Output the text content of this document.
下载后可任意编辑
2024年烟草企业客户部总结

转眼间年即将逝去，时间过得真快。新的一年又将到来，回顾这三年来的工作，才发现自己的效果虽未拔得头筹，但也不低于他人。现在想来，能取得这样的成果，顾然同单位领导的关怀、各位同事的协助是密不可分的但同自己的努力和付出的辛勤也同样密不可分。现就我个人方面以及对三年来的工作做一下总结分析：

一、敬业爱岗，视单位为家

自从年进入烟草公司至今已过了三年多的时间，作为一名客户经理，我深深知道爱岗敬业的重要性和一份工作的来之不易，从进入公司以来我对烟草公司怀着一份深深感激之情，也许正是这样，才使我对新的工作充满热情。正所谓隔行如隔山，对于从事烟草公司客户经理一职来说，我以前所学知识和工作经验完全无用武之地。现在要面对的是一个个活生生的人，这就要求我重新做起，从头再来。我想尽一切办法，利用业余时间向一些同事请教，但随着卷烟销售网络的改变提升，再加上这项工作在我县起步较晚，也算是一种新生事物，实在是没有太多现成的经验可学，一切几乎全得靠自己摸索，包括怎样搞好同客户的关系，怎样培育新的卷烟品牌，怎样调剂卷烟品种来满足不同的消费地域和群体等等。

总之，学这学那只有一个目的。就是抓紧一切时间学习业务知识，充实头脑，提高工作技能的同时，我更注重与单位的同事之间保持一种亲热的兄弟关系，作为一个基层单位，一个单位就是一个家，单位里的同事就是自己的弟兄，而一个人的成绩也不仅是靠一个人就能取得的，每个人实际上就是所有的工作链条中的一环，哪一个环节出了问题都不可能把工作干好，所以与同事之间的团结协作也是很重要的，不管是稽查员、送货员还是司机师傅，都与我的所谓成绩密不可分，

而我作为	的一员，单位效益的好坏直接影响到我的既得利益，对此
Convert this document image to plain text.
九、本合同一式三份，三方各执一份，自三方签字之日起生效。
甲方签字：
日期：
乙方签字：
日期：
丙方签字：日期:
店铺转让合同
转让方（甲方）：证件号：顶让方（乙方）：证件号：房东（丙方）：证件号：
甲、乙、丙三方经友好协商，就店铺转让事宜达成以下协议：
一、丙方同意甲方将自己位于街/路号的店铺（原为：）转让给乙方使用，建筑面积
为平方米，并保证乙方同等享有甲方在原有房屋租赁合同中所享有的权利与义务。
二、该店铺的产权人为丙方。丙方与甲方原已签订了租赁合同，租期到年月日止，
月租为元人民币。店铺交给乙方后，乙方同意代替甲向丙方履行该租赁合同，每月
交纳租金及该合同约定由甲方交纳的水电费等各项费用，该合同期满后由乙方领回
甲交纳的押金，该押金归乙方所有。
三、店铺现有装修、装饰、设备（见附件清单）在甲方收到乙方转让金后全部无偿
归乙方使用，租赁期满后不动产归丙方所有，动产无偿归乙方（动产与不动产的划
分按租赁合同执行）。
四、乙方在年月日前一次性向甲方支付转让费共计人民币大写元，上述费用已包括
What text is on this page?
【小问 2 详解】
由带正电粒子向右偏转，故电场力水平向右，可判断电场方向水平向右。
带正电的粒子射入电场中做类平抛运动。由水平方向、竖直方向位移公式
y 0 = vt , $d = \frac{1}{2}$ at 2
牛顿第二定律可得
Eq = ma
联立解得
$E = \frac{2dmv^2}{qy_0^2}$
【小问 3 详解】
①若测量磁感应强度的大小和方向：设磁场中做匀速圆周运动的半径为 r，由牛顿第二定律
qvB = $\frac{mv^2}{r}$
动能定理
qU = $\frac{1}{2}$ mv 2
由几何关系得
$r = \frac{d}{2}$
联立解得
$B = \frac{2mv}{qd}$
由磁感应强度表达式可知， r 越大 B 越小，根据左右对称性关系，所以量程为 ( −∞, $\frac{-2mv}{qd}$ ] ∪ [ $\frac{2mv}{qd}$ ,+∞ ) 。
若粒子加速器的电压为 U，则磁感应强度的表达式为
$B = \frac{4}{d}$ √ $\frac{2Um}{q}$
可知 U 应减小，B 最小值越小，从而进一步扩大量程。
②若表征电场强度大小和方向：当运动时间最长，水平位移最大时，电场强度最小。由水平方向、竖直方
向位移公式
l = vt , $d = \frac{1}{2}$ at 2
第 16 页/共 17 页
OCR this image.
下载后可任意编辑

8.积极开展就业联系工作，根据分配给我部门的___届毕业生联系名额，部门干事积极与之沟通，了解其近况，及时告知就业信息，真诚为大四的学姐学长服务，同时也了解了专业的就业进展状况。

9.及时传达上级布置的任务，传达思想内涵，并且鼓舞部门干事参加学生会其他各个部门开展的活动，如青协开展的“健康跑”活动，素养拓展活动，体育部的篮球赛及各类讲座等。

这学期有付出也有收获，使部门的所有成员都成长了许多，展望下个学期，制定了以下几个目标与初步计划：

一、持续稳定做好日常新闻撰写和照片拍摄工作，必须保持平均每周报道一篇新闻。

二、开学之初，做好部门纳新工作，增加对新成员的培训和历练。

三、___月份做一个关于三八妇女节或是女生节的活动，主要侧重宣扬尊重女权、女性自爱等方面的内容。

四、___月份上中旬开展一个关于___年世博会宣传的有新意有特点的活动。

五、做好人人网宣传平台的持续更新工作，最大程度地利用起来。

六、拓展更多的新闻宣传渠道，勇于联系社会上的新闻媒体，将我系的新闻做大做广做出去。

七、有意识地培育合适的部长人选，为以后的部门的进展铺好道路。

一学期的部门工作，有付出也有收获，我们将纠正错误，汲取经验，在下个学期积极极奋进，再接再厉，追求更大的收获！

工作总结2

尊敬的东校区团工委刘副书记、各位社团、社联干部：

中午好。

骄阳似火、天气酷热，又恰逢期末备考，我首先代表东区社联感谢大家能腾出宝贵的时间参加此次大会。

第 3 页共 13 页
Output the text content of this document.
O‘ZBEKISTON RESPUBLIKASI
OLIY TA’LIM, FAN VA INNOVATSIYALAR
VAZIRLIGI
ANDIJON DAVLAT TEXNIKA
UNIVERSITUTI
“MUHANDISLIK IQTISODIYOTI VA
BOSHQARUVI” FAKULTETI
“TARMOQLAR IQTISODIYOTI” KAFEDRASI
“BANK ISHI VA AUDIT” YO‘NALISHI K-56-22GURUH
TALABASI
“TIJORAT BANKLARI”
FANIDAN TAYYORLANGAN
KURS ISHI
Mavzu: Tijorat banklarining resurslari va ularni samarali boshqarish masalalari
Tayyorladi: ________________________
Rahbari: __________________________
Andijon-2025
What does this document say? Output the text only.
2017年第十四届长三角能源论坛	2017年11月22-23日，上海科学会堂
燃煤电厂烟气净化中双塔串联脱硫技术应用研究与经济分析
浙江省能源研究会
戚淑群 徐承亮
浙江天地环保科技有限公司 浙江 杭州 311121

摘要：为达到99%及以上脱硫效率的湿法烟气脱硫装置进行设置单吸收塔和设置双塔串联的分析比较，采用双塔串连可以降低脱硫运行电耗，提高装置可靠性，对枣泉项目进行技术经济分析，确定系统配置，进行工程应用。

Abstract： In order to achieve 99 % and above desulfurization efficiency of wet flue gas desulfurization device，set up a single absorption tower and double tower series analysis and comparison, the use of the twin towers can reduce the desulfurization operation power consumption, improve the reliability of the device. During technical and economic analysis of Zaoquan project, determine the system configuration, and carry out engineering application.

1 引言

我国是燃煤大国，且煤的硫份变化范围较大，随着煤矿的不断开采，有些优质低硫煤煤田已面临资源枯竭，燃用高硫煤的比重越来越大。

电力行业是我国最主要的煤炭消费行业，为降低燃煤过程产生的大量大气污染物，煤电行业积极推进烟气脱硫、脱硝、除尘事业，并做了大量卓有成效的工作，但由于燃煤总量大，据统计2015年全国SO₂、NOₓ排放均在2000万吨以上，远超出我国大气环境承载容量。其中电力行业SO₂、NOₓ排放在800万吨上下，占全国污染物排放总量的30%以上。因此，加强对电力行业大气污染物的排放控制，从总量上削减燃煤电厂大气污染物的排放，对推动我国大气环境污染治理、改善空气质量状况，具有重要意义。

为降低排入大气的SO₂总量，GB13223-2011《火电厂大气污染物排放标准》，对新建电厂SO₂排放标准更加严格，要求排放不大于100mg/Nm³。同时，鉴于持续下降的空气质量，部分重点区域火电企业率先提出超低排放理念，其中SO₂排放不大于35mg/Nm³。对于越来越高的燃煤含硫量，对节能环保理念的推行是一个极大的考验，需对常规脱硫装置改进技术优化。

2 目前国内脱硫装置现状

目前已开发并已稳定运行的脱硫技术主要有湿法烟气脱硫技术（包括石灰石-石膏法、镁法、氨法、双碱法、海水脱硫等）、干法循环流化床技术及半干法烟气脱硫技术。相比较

============

• **Given exercise**
In the material above, find each line that contains the word "document", and select it.

• **Output of the task**
Output the text content of this document.
Convert this document image to plain text.
Output the text content of this document.
What does this document say? Output the text only.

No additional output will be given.